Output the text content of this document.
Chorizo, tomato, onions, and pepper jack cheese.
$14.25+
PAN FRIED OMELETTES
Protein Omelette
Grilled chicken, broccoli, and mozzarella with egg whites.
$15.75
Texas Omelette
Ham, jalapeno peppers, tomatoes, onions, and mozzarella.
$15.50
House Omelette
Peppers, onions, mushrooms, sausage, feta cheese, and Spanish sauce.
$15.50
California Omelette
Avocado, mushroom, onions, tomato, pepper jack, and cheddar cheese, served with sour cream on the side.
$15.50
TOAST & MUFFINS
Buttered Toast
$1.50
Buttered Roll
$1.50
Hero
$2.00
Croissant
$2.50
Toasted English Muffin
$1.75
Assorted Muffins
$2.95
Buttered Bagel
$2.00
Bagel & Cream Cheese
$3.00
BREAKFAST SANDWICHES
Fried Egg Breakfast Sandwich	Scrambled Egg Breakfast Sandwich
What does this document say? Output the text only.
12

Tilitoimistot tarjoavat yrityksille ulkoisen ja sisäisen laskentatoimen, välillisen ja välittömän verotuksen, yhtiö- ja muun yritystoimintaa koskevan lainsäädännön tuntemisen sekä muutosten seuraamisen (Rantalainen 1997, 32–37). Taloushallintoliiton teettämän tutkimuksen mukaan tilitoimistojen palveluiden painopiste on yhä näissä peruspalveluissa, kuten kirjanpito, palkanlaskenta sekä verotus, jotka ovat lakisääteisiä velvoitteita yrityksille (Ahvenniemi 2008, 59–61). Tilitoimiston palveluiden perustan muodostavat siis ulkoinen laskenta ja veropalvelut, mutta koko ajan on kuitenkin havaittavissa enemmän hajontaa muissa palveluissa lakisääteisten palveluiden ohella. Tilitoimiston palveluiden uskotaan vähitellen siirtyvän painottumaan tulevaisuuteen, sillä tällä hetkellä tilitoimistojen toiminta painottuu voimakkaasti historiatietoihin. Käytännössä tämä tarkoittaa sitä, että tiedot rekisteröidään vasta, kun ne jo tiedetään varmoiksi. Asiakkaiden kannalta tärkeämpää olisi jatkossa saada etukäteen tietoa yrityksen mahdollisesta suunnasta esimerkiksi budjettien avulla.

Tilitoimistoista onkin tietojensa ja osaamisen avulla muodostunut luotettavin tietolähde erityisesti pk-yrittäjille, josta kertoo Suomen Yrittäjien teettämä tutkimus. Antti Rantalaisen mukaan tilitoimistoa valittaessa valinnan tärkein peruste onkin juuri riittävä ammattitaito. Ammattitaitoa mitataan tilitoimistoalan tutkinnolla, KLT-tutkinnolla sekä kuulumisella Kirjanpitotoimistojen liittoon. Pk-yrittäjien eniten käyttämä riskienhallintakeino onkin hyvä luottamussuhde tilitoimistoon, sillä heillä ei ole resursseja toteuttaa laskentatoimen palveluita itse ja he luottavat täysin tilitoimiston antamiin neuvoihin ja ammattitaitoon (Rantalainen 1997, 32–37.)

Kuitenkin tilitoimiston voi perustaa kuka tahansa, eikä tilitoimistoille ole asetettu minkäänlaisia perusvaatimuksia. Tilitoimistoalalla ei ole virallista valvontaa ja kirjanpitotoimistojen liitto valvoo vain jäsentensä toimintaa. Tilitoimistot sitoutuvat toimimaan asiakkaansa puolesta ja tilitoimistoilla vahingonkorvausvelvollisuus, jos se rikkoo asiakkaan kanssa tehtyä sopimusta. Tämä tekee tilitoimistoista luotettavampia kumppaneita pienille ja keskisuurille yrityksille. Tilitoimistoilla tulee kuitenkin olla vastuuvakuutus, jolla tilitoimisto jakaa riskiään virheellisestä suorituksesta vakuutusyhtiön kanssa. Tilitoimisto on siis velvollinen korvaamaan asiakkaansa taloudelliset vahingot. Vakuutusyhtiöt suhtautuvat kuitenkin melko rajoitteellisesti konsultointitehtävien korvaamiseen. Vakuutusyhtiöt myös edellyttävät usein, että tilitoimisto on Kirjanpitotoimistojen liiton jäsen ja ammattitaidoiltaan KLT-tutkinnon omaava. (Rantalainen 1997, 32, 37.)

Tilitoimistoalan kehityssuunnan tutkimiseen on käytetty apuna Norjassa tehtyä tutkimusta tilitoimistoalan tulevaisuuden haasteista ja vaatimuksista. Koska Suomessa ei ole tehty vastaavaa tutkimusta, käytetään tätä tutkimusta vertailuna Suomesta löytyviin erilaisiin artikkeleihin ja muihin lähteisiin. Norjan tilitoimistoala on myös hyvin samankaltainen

[PROBLEM]: To complete the exercise, print all of the entries exactly.

[TASK OUTPUT]:
Output the text content of this document.
Chorizo, tomato, onions, and pepper jack cheese.
$14.25+
PAN FRIED OMELETTES
Protein Omelette
Grilled chicken, broccoli, and mozzarella with egg whites.
$15.75
Texas Omelette
Ham, jalapeno peppers, tomatoes, onions, and mozzarella.
$15.50
House Omelette
Peppers, onions, mushrooms, sausage, feta cheese, and Spanish sauce.
$15.50
California Omelette
Avocado, mushroom, onions, tomato, pepper jack, and cheddar cheese, served with sour cream on the side.
$15.50
TOAST & MUFFINS
Buttered Toast
$1.50
Buttered Roll
$1.50
Hero
$2.00
Croissant
$2.50
Toasted English Muffin
$1.75
Assorted Muffins
$2.95
Buttered Bagel
$2.00
Bagel & Cream Cheese
$3.00
BREAKFAST SANDWICHES
Fried Egg Breakfast Sandwich	Scrambled Egg Breakfast Sandwich
What does this document say? Output the text only.
12

Tilitoimistot tarjoavat yrityksille ulkoisen ja sisäisen laskentatoimen, välillisen ja välittömän verotuksen, yhtiö- ja muun yritystoimintaa koskevan lainsäädännön tuntemisen sekä muutosten seuraamisen (Rantalainen 1997, 32–37). Taloushallintoliiton teettämän tutkimuksen mukaan tilitoimistojen palveluiden painopiste on yhä näissä peruspalveluissa, kuten kirjanpito, palkanlaskenta sekä verotus, jotka ovat lakisääteisiä velvoitteita yrityksille (Ahvenniemi 2008, 59–61). Tilitoimiston palveluiden perustan muodostavat siis ulkoinen laskenta ja veropalvelut, mutta koko ajan on kuitenkin havaittavissa enemmän hajontaa muissa palveluissa lakisääteisten palveluiden ohella. Tilitoimiston palveluiden uskotaan vähitellen siirtyvän painottumaan tulevaisuuteen, sillä tällä hetkellä tilitoimistojen toiminta painottuu voimakkaasti historiatietoihin. Käytännössä tämä tarkoittaa sitä, että tiedot rekisteröidään vasta, kun ne jo tiedetään varmoiksi. Asiakkaiden kannalta tärkeämpää olisi jatkossa saada etukäteen tietoa yrityksen mahdollisesta suunnasta esimerkiksi budjettien avulla.

Tilitoimistoista onkin tietojensa ja osaamisen avulla muodostunut luotettavin tietolähde erityisesti pk-yrittäjille, josta kertoo Suomen Yrittäjien teettämä tutkimus. Antti Rantalaisen mukaan tilitoimistoa valittaessa valinnan tärkein peruste onkin juuri riittävä ammattitaito. Ammattitaitoa mitataan tilitoimistoalan tutkinnolla, KLT-tutkinnolla sekä kuulumisella Kirjanpitotoimistojen liittoon. Pk-yrittäjien eniten käyttämä riskienhallintakeino onkin hyvä luottamussuhde tilitoimistoon, sillä heillä ei ole resursseja toteuttaa laskentatoimen palveluita itse ja he luottavat täysin tilitoimiston antamiin neuvoihin ja ammattitaitoon (Rantalainen 1997, 32–37.)

Kuitenkin tilitoimiston voi perustaa kuka tahansa, eikä tilitoimistoille ole asetettu minkäänlaisia perusvaatimuksia. Tilitoimistoalalla ei ole virallista valvontaa ja kirjanpitotoimistojen liitto valvoo vain jäsentensä toimintaa. Tilitoimistot sitoutuvat toimimaan asiakkaansa puolesta ja tilitoimistoilla vahingonkorvausvelvollisuus, jos se rikkoo asiakkaan kanssa tehtyä sopimusta. Tämä tekee tilitoimistoista luotettavampia kumppaneita pienille ja keskisuurille yrityksille. Tilitoimistoilla tulee kuitenkin olla vastuuvakuutus, jolla tilitoimisto jakaa riskiään virheellisestä suorituksesta vakuutusyhtiön kanssa. Tilitoimisto on siis velvollinen korvaamaan asiakkaansa taloudelliset vahingot. Vakuutusyhtiöt suhtautuvat kuitenkin melko rajoitteellisesti konsultointitehtävien korvaamiseen. Vakuutusyhtiöt myös edellyttävät usein, että tilitoimisto on Kirjanpitotoimistojen liiton jäsen ja ammattitaidoiltaan KLT-tutkinnon omaava. (Rantalainen 1997, 32, 37.)

Tilitoimistoalan kehityssuunnan tutkimiseen on käytetty apuna Norjassa tehtyä tutkimusta tilitoimistoalan tulevaisuuden haasteista ja vaatimuksista. Koska Suomessa ei ole tehty vastaavaa tutkimusta, käytetään tätä tutkimusta vertailuna Suomesta löytyviin erilaisiin artikkeleihin ja muihin lähteisiin. Norjan tilitoimistoala on myös hyvin samankaltainen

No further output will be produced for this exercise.